Copy out each line of the data holding "title".

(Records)
-=-=-

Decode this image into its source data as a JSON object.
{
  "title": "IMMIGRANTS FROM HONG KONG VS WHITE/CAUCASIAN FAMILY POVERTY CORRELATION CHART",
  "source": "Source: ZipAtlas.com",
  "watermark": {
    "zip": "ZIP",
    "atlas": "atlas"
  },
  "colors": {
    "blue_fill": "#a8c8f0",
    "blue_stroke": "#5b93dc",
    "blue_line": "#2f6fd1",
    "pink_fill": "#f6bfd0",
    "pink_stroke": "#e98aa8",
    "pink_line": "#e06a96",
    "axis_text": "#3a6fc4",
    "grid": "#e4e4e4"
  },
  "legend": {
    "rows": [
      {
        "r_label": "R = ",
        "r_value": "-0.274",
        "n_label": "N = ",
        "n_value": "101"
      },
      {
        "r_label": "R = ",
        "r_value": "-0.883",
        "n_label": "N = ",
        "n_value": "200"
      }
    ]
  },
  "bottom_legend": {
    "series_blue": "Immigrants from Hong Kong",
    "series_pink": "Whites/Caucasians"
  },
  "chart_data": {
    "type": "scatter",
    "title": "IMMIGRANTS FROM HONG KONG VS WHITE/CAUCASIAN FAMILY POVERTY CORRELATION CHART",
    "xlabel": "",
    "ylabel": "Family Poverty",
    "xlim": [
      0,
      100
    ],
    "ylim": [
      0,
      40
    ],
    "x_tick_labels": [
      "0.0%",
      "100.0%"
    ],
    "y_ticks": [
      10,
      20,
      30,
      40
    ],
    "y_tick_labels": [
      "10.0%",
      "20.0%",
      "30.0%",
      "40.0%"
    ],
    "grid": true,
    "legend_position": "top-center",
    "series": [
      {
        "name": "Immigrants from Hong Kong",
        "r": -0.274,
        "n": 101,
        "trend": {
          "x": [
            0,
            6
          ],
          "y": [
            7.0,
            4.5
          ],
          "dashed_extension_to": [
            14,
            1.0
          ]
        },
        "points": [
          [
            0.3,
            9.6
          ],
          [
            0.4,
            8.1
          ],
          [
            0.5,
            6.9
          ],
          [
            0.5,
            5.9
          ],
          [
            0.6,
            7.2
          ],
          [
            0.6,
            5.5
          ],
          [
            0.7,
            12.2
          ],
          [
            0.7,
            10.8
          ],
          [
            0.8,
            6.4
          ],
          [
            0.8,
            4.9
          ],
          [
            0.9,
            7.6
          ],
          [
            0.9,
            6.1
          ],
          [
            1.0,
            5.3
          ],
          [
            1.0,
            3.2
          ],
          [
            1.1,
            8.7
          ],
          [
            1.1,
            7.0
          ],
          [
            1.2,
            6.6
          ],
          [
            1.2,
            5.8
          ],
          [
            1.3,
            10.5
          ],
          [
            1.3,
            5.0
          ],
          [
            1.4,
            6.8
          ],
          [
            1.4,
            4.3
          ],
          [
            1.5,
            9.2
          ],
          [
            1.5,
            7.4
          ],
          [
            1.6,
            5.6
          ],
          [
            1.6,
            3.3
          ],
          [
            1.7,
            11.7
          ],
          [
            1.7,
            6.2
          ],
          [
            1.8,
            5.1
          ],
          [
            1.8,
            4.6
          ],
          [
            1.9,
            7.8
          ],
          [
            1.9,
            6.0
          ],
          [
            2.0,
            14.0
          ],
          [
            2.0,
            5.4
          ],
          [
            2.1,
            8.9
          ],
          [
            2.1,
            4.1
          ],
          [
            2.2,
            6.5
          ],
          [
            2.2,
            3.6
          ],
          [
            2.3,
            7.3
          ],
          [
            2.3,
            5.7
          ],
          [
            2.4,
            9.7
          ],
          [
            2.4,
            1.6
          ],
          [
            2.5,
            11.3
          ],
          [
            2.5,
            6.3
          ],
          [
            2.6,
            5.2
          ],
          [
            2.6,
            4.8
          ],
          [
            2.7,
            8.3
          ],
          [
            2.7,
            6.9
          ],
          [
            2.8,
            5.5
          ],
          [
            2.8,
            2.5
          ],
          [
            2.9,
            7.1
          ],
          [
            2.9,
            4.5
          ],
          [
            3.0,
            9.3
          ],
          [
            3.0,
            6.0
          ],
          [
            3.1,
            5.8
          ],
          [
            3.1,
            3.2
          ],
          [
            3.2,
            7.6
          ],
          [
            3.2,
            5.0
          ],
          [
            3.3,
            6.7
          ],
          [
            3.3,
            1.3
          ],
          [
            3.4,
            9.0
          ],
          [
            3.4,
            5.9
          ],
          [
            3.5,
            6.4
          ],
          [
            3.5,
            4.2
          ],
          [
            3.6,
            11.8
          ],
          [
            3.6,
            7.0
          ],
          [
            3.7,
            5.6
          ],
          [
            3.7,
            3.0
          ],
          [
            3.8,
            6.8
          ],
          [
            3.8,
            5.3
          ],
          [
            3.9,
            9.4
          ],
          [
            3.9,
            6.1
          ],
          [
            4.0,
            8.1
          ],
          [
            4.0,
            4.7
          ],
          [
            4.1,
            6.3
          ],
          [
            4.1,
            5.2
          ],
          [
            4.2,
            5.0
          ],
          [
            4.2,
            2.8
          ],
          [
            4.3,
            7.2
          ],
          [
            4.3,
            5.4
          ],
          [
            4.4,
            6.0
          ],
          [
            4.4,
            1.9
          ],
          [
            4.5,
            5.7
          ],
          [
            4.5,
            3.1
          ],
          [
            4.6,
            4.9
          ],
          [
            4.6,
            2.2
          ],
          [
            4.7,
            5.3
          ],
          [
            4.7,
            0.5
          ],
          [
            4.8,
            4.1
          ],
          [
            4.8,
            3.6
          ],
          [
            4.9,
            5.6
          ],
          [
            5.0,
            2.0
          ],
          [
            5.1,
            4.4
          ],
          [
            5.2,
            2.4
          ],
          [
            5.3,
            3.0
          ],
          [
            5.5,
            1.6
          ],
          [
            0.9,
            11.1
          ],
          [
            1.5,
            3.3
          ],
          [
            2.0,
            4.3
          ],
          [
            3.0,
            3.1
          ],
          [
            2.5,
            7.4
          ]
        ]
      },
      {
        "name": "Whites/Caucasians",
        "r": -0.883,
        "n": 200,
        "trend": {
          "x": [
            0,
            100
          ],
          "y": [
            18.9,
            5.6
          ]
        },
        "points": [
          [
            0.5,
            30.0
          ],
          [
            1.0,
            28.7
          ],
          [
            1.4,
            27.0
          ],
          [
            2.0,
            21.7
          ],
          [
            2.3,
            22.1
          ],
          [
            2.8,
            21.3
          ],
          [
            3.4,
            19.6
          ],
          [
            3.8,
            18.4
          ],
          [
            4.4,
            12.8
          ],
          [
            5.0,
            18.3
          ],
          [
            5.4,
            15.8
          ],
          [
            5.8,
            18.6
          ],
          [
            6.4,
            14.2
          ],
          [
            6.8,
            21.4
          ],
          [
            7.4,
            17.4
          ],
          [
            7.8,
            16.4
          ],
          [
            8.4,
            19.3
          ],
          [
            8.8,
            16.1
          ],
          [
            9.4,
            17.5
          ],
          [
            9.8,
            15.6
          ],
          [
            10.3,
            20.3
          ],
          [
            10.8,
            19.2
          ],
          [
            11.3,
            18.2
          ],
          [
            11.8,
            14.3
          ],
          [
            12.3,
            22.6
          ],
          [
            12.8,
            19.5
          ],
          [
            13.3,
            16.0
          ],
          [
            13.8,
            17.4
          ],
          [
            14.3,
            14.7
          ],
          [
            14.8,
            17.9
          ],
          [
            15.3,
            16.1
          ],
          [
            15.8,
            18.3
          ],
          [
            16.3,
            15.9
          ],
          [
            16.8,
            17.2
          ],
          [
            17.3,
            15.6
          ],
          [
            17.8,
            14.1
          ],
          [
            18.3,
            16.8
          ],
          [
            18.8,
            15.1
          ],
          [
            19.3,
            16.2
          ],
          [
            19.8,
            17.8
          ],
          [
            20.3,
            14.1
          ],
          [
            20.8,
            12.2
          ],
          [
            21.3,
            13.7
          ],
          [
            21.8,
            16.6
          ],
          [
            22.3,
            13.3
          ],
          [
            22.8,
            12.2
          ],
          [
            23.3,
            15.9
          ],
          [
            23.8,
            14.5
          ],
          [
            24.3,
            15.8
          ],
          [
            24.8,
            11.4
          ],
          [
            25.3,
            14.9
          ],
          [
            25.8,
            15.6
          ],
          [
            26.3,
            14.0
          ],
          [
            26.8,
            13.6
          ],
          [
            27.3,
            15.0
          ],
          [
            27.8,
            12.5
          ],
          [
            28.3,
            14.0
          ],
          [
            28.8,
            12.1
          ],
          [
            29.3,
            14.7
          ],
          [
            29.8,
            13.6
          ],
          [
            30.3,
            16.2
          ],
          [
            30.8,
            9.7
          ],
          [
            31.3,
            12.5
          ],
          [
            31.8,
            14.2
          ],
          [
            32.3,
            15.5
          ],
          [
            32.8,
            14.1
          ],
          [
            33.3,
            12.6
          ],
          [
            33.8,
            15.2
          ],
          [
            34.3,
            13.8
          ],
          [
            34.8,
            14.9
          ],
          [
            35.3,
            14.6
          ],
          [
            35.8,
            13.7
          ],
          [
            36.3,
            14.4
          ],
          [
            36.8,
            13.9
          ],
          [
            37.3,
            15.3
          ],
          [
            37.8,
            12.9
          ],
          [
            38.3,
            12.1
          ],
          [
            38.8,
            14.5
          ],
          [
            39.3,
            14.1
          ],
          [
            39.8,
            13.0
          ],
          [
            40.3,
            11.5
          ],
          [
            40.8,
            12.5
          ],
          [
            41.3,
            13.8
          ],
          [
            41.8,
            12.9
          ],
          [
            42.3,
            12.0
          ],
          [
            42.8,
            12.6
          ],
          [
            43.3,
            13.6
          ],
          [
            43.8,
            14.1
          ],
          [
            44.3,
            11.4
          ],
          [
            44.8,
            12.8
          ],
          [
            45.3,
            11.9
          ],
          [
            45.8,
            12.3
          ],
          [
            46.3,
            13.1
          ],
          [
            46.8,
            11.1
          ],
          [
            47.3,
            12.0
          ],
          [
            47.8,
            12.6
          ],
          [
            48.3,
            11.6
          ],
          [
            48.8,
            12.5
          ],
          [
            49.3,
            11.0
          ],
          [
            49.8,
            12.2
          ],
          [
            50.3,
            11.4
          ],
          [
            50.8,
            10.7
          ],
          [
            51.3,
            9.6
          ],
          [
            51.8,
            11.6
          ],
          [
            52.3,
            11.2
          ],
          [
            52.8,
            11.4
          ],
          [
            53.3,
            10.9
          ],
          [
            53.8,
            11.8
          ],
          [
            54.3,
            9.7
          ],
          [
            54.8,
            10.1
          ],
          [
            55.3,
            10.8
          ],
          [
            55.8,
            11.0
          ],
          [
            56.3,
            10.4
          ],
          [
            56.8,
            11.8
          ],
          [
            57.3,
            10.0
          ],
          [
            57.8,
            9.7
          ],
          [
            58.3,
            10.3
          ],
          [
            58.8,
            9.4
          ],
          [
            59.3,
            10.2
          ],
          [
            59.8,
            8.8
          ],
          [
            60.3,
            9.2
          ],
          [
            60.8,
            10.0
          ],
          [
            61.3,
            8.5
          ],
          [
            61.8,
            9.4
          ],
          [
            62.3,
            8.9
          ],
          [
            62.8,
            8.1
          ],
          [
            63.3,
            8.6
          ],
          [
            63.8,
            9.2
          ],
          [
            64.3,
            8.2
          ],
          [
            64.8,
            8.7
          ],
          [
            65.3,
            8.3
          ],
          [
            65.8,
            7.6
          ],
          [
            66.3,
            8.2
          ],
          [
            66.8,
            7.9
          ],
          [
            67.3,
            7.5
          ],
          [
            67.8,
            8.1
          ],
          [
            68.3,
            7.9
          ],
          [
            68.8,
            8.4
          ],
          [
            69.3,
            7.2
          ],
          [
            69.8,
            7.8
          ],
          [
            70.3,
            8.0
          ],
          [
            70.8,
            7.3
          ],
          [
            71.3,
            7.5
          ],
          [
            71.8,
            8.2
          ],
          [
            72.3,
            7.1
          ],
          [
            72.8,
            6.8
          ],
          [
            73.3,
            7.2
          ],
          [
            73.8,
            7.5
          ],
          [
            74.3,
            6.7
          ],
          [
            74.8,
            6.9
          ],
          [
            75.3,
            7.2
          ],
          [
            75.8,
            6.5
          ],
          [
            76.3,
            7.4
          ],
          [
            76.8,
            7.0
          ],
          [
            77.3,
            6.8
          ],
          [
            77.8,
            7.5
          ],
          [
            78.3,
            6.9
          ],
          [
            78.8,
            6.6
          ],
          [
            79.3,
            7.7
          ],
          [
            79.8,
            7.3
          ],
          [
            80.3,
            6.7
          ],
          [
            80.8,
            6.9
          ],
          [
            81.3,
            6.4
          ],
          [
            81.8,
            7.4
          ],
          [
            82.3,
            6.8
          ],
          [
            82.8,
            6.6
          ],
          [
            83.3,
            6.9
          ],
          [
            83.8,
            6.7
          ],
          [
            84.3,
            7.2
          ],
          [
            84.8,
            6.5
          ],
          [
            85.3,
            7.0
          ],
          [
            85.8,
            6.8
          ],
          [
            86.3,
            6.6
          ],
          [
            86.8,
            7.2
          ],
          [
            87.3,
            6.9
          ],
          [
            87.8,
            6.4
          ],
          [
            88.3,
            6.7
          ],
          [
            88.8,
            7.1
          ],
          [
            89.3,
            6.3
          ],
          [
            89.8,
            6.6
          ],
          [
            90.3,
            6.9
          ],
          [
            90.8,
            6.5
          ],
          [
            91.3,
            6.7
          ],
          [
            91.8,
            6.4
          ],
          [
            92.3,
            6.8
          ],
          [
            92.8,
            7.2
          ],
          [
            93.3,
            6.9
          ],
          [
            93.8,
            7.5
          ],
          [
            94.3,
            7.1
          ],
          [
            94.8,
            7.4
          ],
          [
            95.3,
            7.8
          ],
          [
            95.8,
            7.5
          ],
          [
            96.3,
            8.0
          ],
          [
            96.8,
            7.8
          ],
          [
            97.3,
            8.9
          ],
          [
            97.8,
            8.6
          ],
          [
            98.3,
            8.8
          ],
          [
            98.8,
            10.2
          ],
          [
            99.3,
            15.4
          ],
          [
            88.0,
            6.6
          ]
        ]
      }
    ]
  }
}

-=-=-

Task response
  "title": "IMMIGRANTS FROM HONG KONG VS WHITE/CAUCASIAN FAMILY POVERTY CORRELATION CHART",
    "title": "IMMIGRANTS FROM HONG KONG VS WHITE/CAUCASIAN FAMILY POVERTY CORRELATION CHART",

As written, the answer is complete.